* Begin Task material *
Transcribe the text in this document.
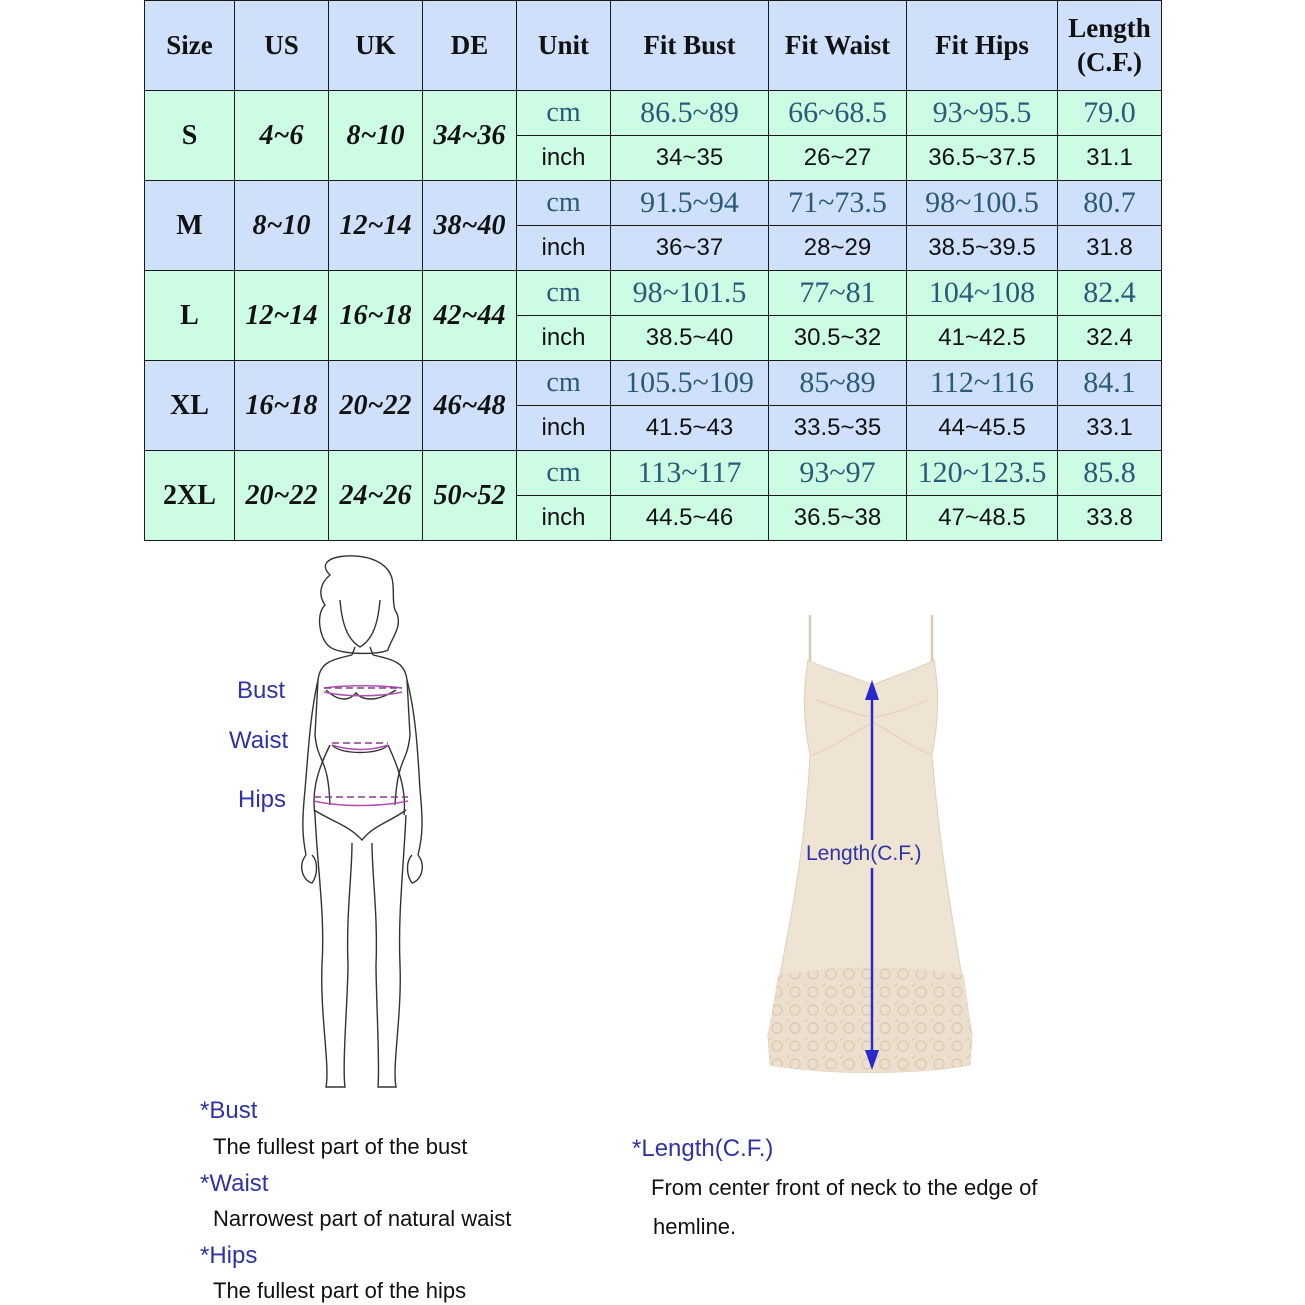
Size	US	UK	DE	Unit	Fit Bust	Fit Waist	Fit Hips	Length
(C.F.)
S	4~6	8~10	34~36	cm	86.5~89	66~68.5	93~95.5	79.0
				inch	34~35	26~27	36.5~37.5	31.1
M	8~10	12~14	38~40	cm	91.5~94	71~73.5	98~100.5	80.7
				inch	36~37	28~29	38.5~39.5	31.8
L	12~14	16~18	42~44	cm	98~101.5	77~81	104~108	82.4
				inch	38.5~40	30.5~32	41~42.5	32.4
XL	16~18	20~22	46~48	cm	105.5~109	85~89	112~116	84.1
				inch	41.5~43	33.5~35	44~45.5	33.1
2XL	20~22	24~26	50~52	cm	113~117	93~97	120~123.5	85.8
				inch	44.5~46	36.5~38	47~48.5	33.8
Bust
Waist
Hips
Length(C.F.)
*Bust
The fullest part of the bust
*Waist
Narrowest part of natural waist
*Hips
The fullest part of the hips
*Length(C.F.)
From center front of neck to the edge of
hemline.
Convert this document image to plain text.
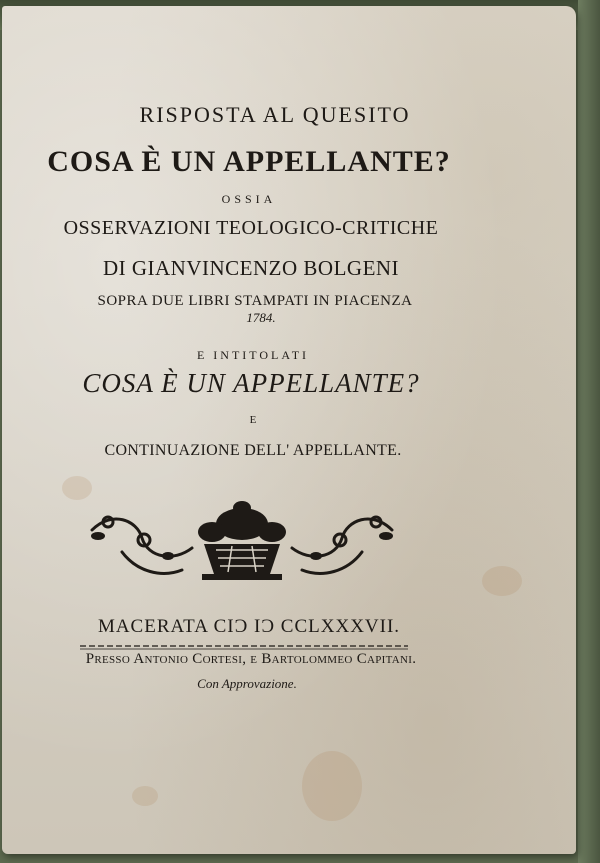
RISPOSTA AL QUESITO
COSA È UN APPELLANTE?
OSSIA
OSSERVAZIONI TEOLOGICO-CRITICHE
DI GIANVINCENZO BOLGENI
SOPRA DUE LIBRI STAMPATI IN PIACENZA
1784.
E INTITOLATI
COSA È UN APPELLANTE?
E
CONTINUAZIONE DELL' APPELLANTE.
MACERATA CIƆ IƆ CCLXXXVII.
Presso Antonio Cortesi, e Bartolommeo Capitani.
Con Approvazione.
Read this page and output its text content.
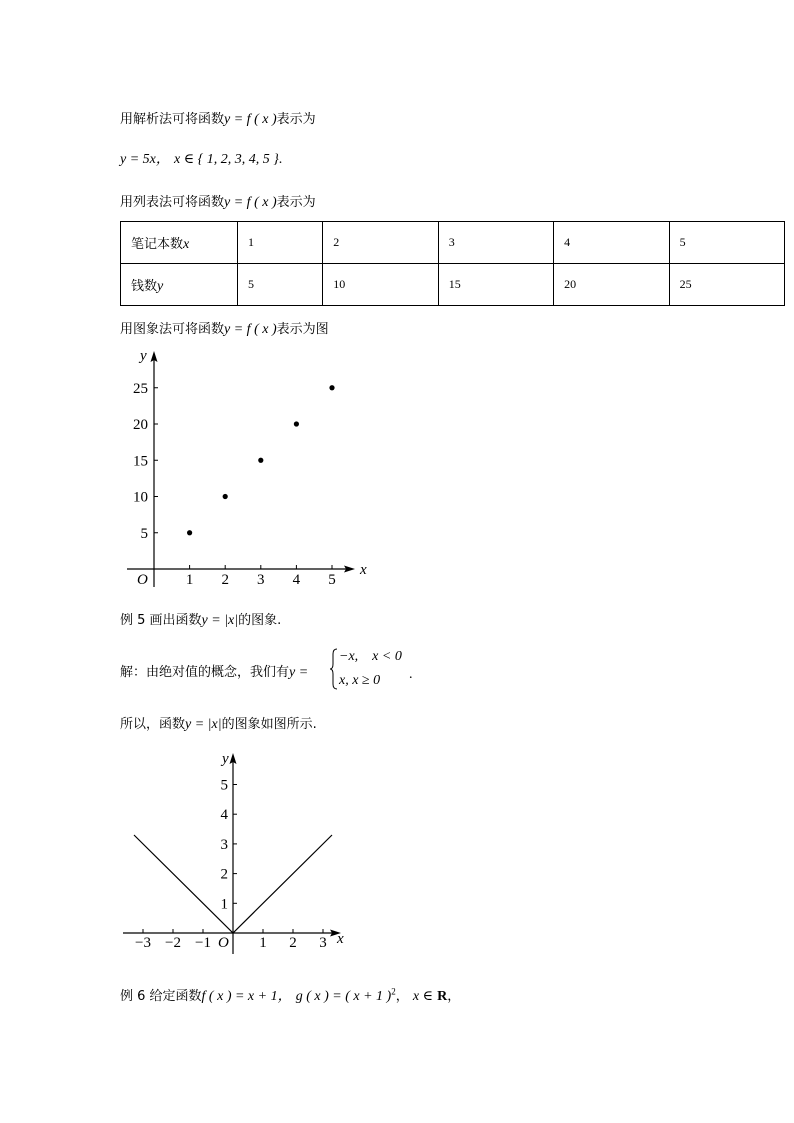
用解析法可将函数y = f ( x )表示为
y = 5x， x ∈ { 1, 2, 3, 4, 5 }.
用列表法可将函数y = f ( x )表示为
笔记本数x	1	2	3	4	5
钱数y	5	10	15	20	25
用图象法可将函数y = f ( x )表示为图
x
y
O	1 2 3 4 5
5
10
15
20
25
例 5 画出函数y = |x|的图象.
解：由绝对值的概念，我们有y =
−x,    x < 0
x, x ≥ 0 .
所以，函数y = |x|的图象如图所示.
x
y
O
−3 −2 −1	1 2 3
1
2
3
4
5
例 6 给定函数f ( x ) = x + 1， g ( x ) = ( x + 1 )$^2$， x ∈ R，
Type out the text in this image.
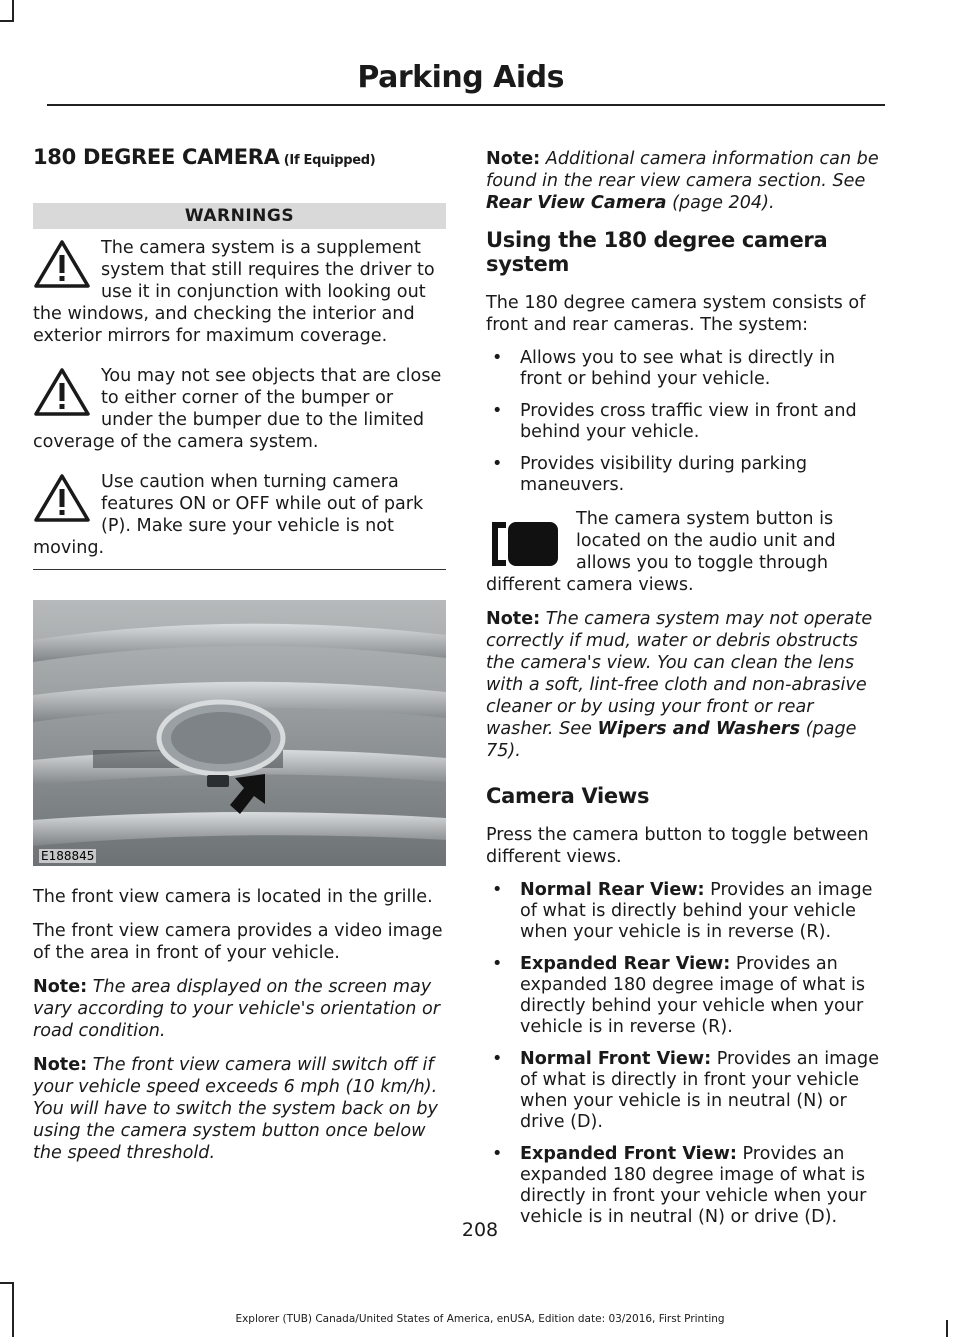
Parking Aids
180 DEGREE CAMERA (If Equipped)
WARNINGS

The camera system is a supplement system that still requires the driver to use it in conjunction with looking out the windows, and checking the interior and exterior mirrors for maximum coverage.

You may not see objects that are close to either corner of the bumper or under the bumper due to the limited coverage of the camera system.

Use caution when turning camera features ON or OFF while out of park (P). Make sure your vehicle is not moving.

E188845

The front view camera is located in the grille.

The front view camera provides a video image of the area in front of your vehicle.

Note: The area displayed on the screen may vary according to your vehicle's orientation or road condition.

Note: The front view camera will switch off if your vehicle speed exceeds 6 mph (10 km/h). You will have to switch the system back on by using the camera system button once below the speed threshold.

Note: Additional camera information can be found in the rear view camera section. See Rear View Camera (page 204).

Using the 180 degree camera system

The 180 degree camera system consists of front and rear cameras. The system:

• Allows you to see what is directly in front or behind your vehicle.
• Provides cross traffic view in front and behind your vehicle.
• Provides visibility during parking maneuvers.

The camera system button is located on the audio unit and allows you to toggle through different camera views.

Note: The camera system may not operate correctly if mud, water or debris obstructs the camera's view. You can clean the lens with a soft, lint-free cloth and non-abrasive cleaner or by using your front or rear washer. See Wipers and Washers (page 75).

Camera Views

Press the camera button to toggle between different views.

• Normal Rear View: Provides an image of what is directly behind your vehicle when your vehicle is in reverse (R).
• Expanded Rear View: Provides an expanded 180 degree image of what is directly behind your vehicle when your vehicle is in reverse (R).
• Normal Front View: Provides an image of what is directly in front your vehicle when your vehicle is in neutral (N) or drive (D).
• Expanded Front View: Provides an expanded 180 degree image of what is directly in front your vehicle when your vehicle is in neutral (N) or drive (D).
208
Explorer (TUB) Canada/United States of America, enUSA, Edition date: 03/2016, First Printing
* End Task material *
## Do this
Of the lines above, copy each that contains "neutral".

## Response to this task
• Normal Front View: Provides an image of what is directly in front your vehicle when your vehicle is in neutral (N) or drive (D).
• Expanded Front View: Provides an expanded 180 degree image of what is directly in front your vehicle when your vehicle is in neutral (N) or drive (D).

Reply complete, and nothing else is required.